- What the task asks: Update the records starting with the line with "property-value: 1098mm [814, 540, 936, 570]" and going on through the line with "property-value: Steel [814, 179, 887, 209]" by replacing "property-label" with "field-label". Write those lines out again with nothing else changed.

(Layout coordinate data)
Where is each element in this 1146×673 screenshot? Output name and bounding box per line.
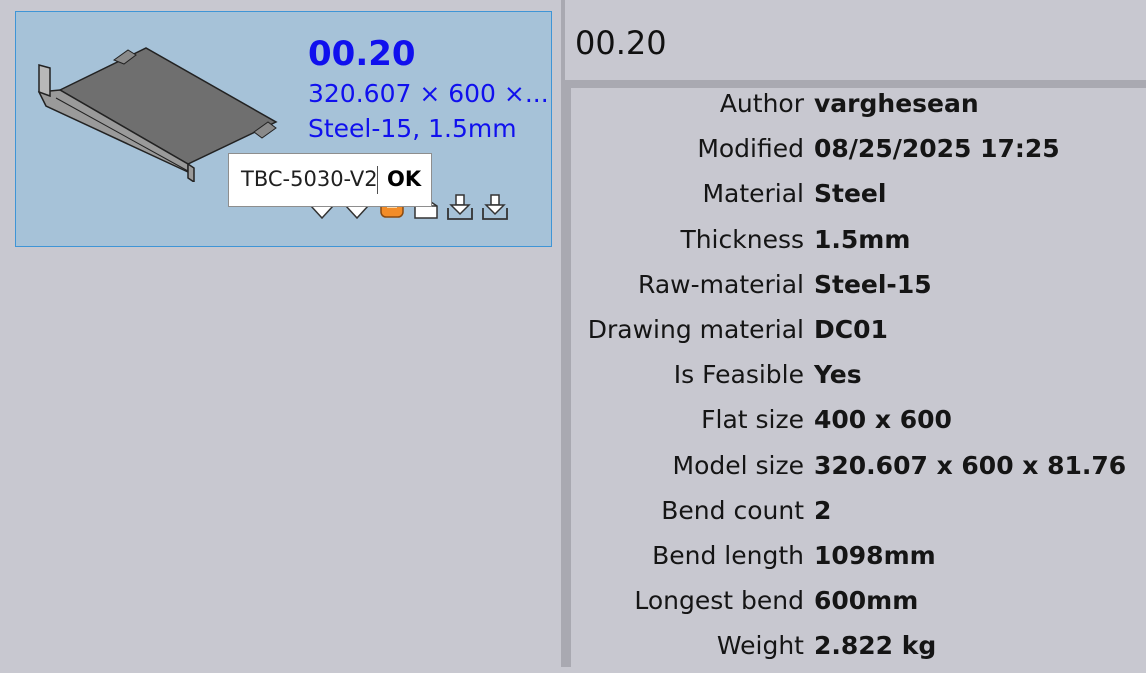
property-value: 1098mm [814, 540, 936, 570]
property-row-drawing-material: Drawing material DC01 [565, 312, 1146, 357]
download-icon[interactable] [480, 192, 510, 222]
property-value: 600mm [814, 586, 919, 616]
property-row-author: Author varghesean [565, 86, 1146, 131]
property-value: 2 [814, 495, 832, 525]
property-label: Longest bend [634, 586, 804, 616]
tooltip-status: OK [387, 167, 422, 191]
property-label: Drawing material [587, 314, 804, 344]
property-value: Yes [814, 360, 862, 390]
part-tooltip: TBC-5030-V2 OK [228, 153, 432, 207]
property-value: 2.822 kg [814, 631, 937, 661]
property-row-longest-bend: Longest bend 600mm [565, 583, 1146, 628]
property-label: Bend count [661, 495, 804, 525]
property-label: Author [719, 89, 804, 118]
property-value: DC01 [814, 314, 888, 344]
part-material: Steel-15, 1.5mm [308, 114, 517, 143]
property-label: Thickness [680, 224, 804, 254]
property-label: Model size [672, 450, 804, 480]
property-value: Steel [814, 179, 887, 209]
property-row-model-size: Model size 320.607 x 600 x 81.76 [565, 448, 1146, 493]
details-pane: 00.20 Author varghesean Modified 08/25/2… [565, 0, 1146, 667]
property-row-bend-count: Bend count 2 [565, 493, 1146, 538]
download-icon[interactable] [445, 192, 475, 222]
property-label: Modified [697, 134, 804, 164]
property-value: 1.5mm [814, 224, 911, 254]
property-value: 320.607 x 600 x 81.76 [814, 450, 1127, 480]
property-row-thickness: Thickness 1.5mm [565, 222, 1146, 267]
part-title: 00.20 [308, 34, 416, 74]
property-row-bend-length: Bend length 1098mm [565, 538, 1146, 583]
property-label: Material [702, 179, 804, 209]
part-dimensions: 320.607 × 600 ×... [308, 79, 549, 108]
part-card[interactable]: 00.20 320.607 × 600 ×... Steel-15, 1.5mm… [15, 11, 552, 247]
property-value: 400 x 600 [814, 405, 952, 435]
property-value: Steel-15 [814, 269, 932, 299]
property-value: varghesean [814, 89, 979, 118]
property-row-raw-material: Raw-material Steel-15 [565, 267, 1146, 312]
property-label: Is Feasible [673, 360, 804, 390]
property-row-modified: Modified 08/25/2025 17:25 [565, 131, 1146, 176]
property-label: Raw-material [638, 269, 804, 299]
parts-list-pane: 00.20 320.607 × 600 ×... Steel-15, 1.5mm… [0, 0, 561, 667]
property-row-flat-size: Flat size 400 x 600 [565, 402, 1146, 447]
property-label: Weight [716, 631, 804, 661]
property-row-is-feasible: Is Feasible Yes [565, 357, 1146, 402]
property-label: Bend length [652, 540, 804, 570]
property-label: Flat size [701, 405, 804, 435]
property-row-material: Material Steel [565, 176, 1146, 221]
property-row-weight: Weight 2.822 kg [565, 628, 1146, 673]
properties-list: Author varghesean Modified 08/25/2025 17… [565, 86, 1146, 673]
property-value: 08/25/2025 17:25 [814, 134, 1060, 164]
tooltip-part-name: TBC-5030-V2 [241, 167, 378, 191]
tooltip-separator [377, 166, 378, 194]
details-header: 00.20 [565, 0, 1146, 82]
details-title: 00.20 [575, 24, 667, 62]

...

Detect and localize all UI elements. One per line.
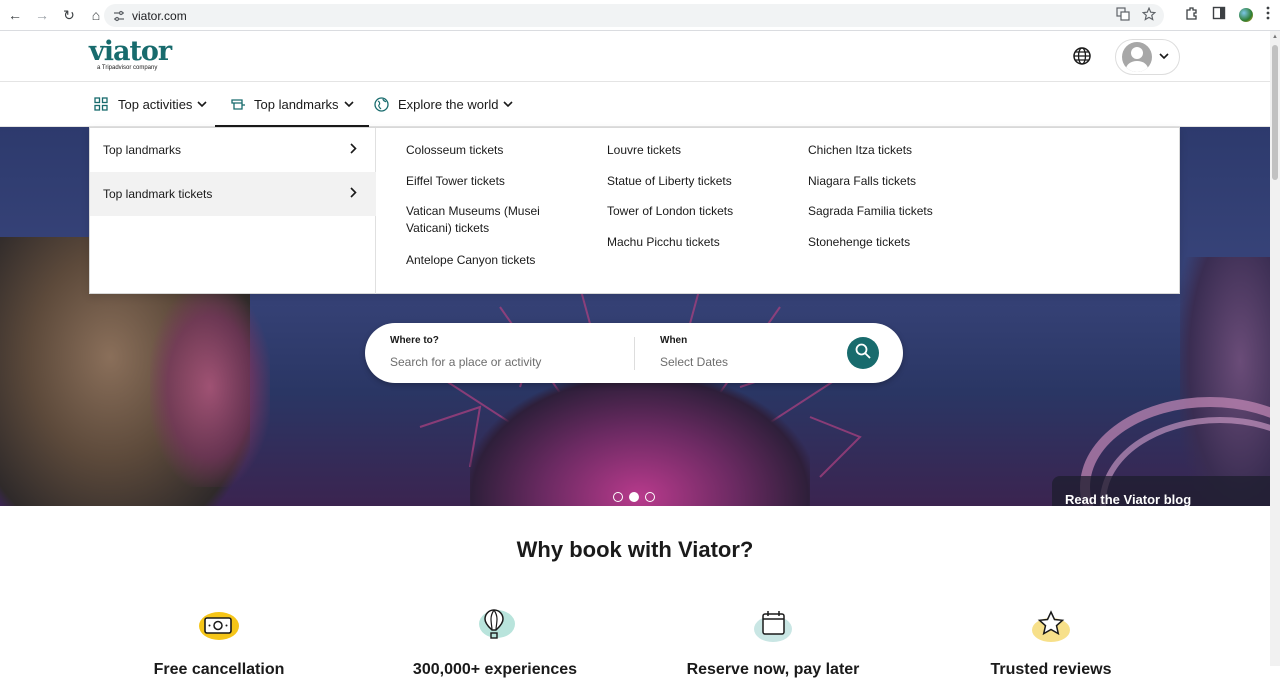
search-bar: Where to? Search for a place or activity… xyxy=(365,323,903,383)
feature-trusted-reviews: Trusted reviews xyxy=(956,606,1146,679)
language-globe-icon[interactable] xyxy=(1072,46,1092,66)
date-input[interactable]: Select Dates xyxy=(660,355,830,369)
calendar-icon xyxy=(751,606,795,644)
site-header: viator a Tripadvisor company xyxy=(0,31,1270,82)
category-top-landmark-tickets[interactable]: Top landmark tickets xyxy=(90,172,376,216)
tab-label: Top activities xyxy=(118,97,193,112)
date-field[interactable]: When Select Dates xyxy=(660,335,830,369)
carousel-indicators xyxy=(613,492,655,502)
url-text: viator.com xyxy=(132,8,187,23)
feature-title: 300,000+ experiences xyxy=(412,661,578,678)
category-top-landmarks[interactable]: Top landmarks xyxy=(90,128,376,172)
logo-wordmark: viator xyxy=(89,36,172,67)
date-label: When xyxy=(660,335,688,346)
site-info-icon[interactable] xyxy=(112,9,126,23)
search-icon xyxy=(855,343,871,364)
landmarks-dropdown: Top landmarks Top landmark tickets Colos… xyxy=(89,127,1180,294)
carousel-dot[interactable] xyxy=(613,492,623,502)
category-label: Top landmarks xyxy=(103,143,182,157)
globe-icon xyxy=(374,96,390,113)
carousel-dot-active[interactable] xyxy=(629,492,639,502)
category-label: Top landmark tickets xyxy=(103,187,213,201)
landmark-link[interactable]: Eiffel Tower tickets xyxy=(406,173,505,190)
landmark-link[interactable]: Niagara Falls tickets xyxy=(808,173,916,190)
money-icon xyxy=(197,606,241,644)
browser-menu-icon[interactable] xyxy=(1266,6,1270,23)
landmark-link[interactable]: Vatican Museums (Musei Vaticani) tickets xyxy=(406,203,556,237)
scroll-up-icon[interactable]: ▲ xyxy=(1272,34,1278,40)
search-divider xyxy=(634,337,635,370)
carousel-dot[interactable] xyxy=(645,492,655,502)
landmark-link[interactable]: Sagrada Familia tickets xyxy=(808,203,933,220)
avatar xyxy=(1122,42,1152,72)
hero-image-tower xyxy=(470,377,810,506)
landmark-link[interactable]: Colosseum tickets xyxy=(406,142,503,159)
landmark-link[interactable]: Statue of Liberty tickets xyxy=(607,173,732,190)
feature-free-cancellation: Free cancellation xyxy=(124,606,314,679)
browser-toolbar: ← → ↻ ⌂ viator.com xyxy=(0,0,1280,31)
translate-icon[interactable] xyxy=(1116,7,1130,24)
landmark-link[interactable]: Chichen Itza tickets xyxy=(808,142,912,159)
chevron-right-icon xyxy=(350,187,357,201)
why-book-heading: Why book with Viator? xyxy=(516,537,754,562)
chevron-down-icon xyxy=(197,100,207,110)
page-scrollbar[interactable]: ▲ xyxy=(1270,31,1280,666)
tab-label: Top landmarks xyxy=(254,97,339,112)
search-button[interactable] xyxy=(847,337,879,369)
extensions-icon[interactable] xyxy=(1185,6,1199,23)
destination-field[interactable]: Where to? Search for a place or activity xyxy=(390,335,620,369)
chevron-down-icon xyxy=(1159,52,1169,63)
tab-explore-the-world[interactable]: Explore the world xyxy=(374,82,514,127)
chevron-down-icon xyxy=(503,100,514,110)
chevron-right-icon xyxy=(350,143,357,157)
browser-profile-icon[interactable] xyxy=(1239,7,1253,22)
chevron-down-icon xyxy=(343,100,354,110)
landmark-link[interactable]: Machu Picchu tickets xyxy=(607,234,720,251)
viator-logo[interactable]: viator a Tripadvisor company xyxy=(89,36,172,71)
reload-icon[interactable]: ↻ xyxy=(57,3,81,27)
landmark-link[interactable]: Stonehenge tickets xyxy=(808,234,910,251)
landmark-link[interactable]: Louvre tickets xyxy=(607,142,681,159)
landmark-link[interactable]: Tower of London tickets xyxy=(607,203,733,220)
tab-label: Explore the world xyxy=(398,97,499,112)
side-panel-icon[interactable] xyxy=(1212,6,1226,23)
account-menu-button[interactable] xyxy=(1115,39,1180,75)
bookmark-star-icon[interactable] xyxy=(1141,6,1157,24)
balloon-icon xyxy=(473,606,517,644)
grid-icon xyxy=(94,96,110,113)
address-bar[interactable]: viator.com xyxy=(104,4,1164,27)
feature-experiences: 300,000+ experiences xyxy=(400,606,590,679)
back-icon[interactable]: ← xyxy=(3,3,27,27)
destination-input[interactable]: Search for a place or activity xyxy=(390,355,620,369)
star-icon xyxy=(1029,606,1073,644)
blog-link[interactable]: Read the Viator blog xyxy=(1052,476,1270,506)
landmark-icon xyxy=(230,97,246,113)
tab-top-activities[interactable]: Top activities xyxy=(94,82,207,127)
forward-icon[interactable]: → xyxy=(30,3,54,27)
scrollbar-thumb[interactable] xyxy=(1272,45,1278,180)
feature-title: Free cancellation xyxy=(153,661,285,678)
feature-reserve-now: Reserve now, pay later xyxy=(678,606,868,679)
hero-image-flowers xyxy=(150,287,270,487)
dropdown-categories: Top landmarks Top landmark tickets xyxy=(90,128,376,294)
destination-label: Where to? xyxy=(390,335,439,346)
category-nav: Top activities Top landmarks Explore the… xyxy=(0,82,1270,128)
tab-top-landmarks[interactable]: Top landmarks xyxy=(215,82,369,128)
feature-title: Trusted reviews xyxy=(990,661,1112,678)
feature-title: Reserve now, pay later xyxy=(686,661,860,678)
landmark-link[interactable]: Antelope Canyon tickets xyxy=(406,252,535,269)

- The result:
property-value: 1098mm [814, 540, 936, 570]
property-row-drawing-material: Drawing material DC01 [565, 312, 1146, 357]
download-icon[interactable] [480, 192, 510, 222]
property-value: 600mm [814, 586, 919, 616]
property-row-author: Author varghesean [565, 86, 1146, 131]
property-value: 2 [814, 495, 832, 525]
field-label: Longest bend [634, 586, 804, 616]
tooltip-status: OK [387, 167, 422, 191]
field-label: Drawing material [587, 314, 804, 344]
property-value: Yes [814, 360, 862, 390]
part-tooltip: TBC-5030-V2 OK [228, 153, 432, 207]
property-value: 2.822 kg [814, 631, 937, 661]
property-row-longest-bend: Longest bend 600mm [565, 583, 1146, 628]
field-label: Bend count [661, 495, 804, 525]
field-label: Author [719, 89, 804, 118]
property-value: DC01 [814, 314, 888, 344]
part-material: Steel-15, 1.5mm [308, 114, 517, 143]
field-label: Thickness [680, 224, 804, 254]
field-label: Model size [672, 450, 804, 480]
property-value: Steel [814, 179, 887, 209]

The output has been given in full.